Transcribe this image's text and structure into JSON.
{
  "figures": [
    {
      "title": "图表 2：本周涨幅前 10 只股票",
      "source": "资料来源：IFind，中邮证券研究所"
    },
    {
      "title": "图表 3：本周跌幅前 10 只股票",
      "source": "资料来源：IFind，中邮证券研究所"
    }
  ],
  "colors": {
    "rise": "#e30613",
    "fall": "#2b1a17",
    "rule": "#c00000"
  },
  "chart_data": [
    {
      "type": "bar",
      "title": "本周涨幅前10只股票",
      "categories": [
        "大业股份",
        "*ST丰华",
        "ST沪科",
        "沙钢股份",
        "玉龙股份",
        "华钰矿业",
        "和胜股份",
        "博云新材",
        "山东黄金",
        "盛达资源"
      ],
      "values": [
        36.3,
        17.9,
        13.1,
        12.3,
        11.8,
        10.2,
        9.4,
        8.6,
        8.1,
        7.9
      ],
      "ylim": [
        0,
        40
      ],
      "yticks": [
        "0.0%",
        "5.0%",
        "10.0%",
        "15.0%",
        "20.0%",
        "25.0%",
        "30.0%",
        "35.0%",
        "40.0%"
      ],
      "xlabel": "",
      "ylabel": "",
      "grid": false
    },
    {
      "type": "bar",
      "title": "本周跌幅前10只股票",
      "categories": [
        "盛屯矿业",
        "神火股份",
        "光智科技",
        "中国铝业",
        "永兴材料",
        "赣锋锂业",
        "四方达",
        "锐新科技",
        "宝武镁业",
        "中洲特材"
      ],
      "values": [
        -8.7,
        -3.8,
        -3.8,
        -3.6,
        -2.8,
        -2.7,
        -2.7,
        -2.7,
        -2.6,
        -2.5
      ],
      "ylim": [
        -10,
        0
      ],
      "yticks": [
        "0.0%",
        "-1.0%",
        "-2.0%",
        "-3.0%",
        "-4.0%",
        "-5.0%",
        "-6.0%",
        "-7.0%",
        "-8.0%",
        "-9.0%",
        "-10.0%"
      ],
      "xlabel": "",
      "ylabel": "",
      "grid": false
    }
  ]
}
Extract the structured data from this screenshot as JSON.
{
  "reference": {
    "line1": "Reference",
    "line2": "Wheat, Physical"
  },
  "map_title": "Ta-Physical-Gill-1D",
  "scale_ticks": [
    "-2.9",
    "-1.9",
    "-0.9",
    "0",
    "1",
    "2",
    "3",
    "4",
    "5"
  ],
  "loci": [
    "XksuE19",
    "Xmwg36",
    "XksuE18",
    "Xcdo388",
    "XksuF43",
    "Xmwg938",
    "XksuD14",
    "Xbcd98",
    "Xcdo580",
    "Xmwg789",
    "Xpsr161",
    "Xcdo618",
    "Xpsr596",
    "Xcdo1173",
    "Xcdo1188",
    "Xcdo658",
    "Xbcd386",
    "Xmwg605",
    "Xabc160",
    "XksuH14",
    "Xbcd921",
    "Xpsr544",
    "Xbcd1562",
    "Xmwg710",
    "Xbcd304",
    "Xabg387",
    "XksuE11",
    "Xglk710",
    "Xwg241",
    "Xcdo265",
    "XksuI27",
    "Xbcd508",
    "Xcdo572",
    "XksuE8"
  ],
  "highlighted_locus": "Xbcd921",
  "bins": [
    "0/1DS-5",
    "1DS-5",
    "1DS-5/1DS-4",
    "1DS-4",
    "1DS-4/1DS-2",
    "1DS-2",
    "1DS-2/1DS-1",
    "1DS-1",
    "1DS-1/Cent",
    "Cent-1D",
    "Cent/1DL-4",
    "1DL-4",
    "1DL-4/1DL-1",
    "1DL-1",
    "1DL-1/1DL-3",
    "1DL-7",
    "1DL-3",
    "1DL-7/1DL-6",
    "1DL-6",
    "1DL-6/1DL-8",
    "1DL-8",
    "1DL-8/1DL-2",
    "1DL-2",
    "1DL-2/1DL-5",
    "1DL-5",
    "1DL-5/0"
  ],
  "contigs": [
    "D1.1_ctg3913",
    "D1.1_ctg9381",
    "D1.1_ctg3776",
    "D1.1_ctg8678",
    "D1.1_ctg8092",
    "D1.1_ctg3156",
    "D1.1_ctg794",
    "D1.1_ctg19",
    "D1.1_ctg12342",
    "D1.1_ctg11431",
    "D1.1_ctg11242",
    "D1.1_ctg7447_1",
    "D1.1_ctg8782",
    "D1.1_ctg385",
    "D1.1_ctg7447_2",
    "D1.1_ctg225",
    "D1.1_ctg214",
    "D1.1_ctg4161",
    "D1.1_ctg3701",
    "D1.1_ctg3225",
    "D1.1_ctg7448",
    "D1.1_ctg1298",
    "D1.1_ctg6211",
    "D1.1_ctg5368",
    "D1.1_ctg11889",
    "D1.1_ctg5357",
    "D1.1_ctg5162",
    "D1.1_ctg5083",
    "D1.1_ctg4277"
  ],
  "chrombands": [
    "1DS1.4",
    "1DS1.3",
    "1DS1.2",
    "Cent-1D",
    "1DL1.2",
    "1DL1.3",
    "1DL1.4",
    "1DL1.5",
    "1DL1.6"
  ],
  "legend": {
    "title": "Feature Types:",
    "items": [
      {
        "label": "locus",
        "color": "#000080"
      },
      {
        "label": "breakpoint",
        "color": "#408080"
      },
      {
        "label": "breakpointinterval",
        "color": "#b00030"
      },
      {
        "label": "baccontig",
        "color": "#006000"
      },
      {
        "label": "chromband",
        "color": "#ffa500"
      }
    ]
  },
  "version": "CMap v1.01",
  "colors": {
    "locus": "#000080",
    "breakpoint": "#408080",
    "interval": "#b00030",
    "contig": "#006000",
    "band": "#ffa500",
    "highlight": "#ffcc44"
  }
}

Your objective = Write out the full set of records exactly as given.

Solved problem =
Transcribe this image's text and structure into JSON.
{
  "figures": [
    {
      "title": "图表 2：本周涨幅前 10 只股票",
      "source": "资料来源：IFind，中邮证券研究所"
    },
    {
      "title": "图表 3：本周跌幅前 10 只股票",
      "source": "资料来源：IFind，中邮证券研究所"
    }
  ],
  "colors": {
    "rise": "#e30613",
    "fall": "#2b1a17",
    "rule": "#c00000"
  },
  "chart_data": [
    {
      "type": "bar",
      "title": "本周涨幅前10只股票",
      "categories": [
        "大业股份",
        "*ST丰华",
        "ST沪科",
        "沙钢股份",
        "玉龙股份",
        "华钰矿业",
        "和胜股份",
        "博云新材",
        "山东黄金",
        "盛达资源"
      ],
      "values": [
        36.3,
        17.9,
        13.1,
        12.3,
        11.8,
        10.2,
        9.4,
        8.6,
        8.1,
        7.9
      ],
      "ylim": [
        0,
        40
      ],
      "yticks": [
        "0.0%",
        "5.0%",
        "10.0%",
        "15.0%",
        "20.0%",
        "25.0%",
        "30.0%",
        "35.0%",
        "40.0%"
      ],
      "xlabel": "",
      "ylabel": "",
      "grid": false
    },
    {
      "type": "bar",
      "title": "本周跌幅前10只股票",
      "categories": [
        "盛屯矿业",
        "神火股份",
        "光智科技",
        "中国铝业",
        "永兴材料",
        "赣锋锂业",
        "四方达",
        "锐新科技",
        "宝武镁业",
        "中洲特材"
      ],
      "values": [
        -8.7,
        -3.8,
        -3.8,
        -3.6,
        -2.8,
        -2.7,
        -2.7,
        -2.7,
        -2.6,
        -2.5
      ],
      "ylim": [
        -10,
        0
      ],
      "yticks": [
        "0.0%",
        "-1.0%",
        "-2.0%",
        "-3.0%",
        "-4.0%",
        "-5.0%",
        "-6.0%",
        "-7.0%",
        "-8.0%",
        "-9.0%",
        "-10.0%"
      ],
      "xlabel": "",
      "ylabel": "",
      "grid": false
    }
  ]
}
Extract the structured data from this screenshot as JSON.
{
  "reference": {
    "line1": "Reference",
    "line2": "Wheat, Physical"
  },
  "map_title": "Ta-Physical-Gill-1D",
  "scale_ticks": [
    "-2.9",
    "-1.9",
    "-0.9",
    "0",
    "1",
    "2",
    "3",
    "4",
    "5"
  ],
  "loci": [
    "XksuE19",
    "Xmwg36",
    "XksuE18",
    "Xcdo388",
    "XksuF43",
    "Xmwg938",
    "XksuD14",
    "Xbcd98",
    "Xcdo580",
    "Xmwg789",
    "Xpsr161",
    "Xcdo618",
    "Xpsr596",
    "Xcdo1173",
    "Xcdo1188",
    "Xcdo658",
    "Xbcd386",
    "Xmwg605",
    "Xabc160",
    "XksuH14",
    "Xbcd921",
    "Xpsr544",
    "Xbcd1562",
    "Xmwg710",
    "Xbcd304",
    "Xabg387",
    "XksuE11",
    "Xglk710",
    "Xwg241",
    "Xcdo265",
    "XksuI27",
    "Xbcd508",
    "Xcdo572",
    "XksuE8"
  ],
  "highlighted_locus": "Xbcd921",
  "bins": [
    "0/1DS-5",
    "1DS-5",
    "1DS-5/1DS-4",
    "1DS-4",
    "1DS-4/1DS-2",
    "1DS-2",
    "1DS-2/1DS-1",
    "1DS-1",
    "1DS-1/Cent",
    "Cent-1D",
    "Cent/1DL-4",
    "1DL-4",
    "1DL-4/1DL-1",
    "1DL-1",
    "1DL-1/1DL-3",
    "1DL-7",
    "1DL-3",
    "1DL-7/1DL-6",
    "1DL-6",
    "1DL-6/1DL-8",
    "1DL-8",
    "1DL-8/1DL-2",
    "1DL-2",
    "1DL-2/1DL-5",
    "1DL-5",
    "1DL-5/0"
  ],
  "contigs": [
    "D1.1_ctg3913",
    "D1.1_ctg9381",
    "D1.1_ctg3776",
    "D1.1_ctg8678",
    "D1.1_ctg8092",
    "D1.1_ctg3156",
    "D1.1_ctg794",
    "D1.1_ctg19",
    "D1.1_ctg12342",
    "D1.1_ctg11431",
    "D1.1_ctg11242",
    "D1.1_ctg7447_1",
    "D1.1_ctg8782",
    "D1.1_ctg385",
    "D1.1_ctg7447_2",
    "D1.1_ctg225",
    "D1.1_ctg214",
    "D1.1_ctg4161",
    "D1.1_ctg3701",
    "D1.1_ctg3225",
    "D1.1_ctg7448",
    "D1.1_ctg1298",
    "D1.1_ctg6211",
    "D1.1_ctg5368",
    "D1.1_ctg11889",
    "D1.1_ctg5357",
    "D1.1_ctg5162",
    "D1.1_ctg5083",
    "D1.1_ctg4277"
  ],
  "chrombands": [
    "1DS1.4",
    "1DS1.3",
    "1DS1.2",
    "Cent-1D",
    "1DL1.2",
    "1DL1.3",
    "1DL1.4",
    "1DL1.5",
    "1DL1.6"
  ],
  "legend": {
    "title": "Feature Types:",
    "items": [
      {
        "label": "locus",
        "color": "#000080"
      },
      {
        "label": "breakpoint",
        "color": "#408080"
      },
      {
        "label": "breakpointinterval",
        "color": "#b00030"
      },
      {
        "label": "baccontig",
        "color": "#006000"
      },
      {
        "label": "chromband",
        "color": "#ffa500"
      }
    ]
  },
  "version": "CMap v1.01",
  "colors": {
    "locus": "#000080",
    "breakpoint": "#408080",
    "interval": "#b00030",
    "contig": "#006000",
    "band": "#ffa500",
    "highlight": "#ffcc44"
  }
}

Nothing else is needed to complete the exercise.